Please copy the data starting at the line containing "extract 58 of" and ending at the line containing "x-tick-label: 3 [962, 418, 973, 444]", substituting "x-axis-tick" for "x-tick-label" and leaving everything else unchanged.

Bounding box entries
___

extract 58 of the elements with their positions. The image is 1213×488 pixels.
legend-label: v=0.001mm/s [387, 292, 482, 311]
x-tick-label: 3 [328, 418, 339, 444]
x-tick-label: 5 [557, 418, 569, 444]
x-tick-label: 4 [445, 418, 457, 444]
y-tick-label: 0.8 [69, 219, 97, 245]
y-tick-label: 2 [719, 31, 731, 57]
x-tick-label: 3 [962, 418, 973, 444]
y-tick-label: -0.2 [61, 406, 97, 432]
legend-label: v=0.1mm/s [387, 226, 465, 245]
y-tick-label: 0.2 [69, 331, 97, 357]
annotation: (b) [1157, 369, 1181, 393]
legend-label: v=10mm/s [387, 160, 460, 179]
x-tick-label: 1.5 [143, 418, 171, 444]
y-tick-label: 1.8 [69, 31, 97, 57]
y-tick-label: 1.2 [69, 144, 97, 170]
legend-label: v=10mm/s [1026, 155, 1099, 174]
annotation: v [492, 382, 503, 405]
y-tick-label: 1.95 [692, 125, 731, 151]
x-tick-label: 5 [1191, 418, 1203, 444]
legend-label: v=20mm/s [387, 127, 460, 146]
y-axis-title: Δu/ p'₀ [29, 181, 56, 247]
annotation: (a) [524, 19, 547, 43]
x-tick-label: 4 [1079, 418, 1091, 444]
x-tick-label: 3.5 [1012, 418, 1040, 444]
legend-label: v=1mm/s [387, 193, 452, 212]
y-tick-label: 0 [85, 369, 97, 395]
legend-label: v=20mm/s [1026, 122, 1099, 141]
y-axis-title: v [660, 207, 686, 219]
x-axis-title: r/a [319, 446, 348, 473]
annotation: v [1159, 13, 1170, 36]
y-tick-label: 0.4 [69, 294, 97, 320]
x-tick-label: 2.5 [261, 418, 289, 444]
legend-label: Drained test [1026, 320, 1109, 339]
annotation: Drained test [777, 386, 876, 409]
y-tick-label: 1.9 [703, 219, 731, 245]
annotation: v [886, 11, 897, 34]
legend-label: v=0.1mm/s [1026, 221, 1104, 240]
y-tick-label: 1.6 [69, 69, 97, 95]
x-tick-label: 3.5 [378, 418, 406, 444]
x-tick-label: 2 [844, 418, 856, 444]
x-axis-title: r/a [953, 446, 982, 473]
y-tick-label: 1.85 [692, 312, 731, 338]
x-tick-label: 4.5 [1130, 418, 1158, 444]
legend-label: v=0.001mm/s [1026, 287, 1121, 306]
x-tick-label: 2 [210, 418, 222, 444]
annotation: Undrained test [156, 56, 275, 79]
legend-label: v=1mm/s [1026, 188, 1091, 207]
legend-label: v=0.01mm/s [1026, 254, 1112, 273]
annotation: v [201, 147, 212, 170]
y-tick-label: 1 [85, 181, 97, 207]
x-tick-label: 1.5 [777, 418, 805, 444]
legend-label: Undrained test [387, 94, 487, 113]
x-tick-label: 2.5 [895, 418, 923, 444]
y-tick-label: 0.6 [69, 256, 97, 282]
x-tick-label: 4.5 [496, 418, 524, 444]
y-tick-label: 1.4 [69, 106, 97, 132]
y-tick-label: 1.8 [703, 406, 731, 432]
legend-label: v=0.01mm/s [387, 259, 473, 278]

___

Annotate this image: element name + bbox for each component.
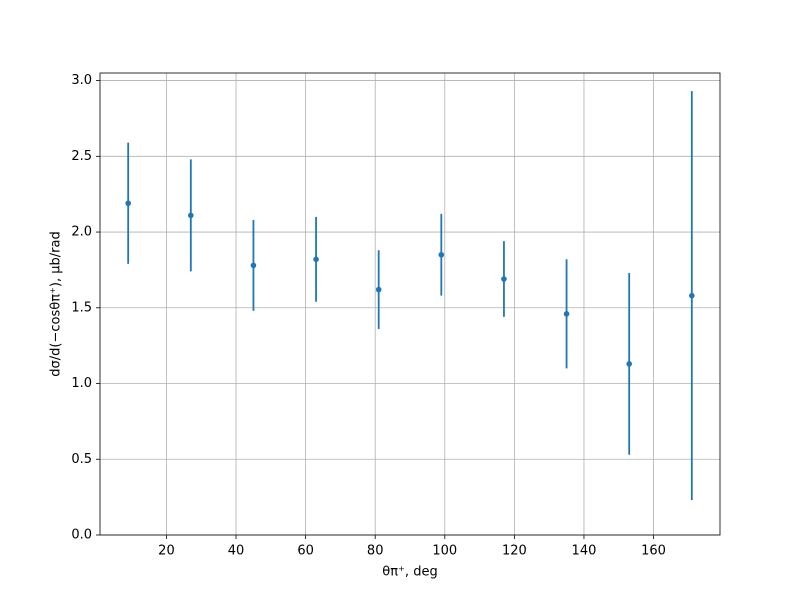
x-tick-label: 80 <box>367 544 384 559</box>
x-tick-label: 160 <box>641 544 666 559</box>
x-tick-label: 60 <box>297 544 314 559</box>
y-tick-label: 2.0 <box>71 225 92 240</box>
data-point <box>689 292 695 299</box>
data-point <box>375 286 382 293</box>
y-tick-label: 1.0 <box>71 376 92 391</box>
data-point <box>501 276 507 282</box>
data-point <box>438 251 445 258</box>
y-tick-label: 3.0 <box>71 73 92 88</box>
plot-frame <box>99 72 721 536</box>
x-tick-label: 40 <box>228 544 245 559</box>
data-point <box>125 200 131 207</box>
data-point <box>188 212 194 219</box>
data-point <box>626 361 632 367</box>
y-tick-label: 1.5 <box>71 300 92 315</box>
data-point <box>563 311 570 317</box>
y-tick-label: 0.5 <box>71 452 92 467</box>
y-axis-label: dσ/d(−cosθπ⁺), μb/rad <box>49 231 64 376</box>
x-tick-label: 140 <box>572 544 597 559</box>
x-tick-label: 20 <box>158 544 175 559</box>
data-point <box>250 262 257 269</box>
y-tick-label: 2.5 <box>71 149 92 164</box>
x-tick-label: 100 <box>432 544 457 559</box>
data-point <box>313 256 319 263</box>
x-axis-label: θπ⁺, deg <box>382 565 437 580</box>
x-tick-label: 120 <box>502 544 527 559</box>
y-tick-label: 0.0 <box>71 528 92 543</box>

___

SOLUTION TO THIS EXERCISE
extract 58 of the elements with their positions. The image is 1213×488 pixels.
legend-label: v=0.001mm/s [387, 292, 482, 311]
x-axis-tick: 3 [328, 418, 339, 444]
x-axis-tick: 5 [557, 418, 569, 444]
x-axis-tick: 4 [445, 418, 457, 444]
y-tick-label: 0.8 [69, 219, 97, 245]
y-tick-label: 2 [719, 31, 731, 57]
x-axis-tick: 3 [962, 418, 973, 444]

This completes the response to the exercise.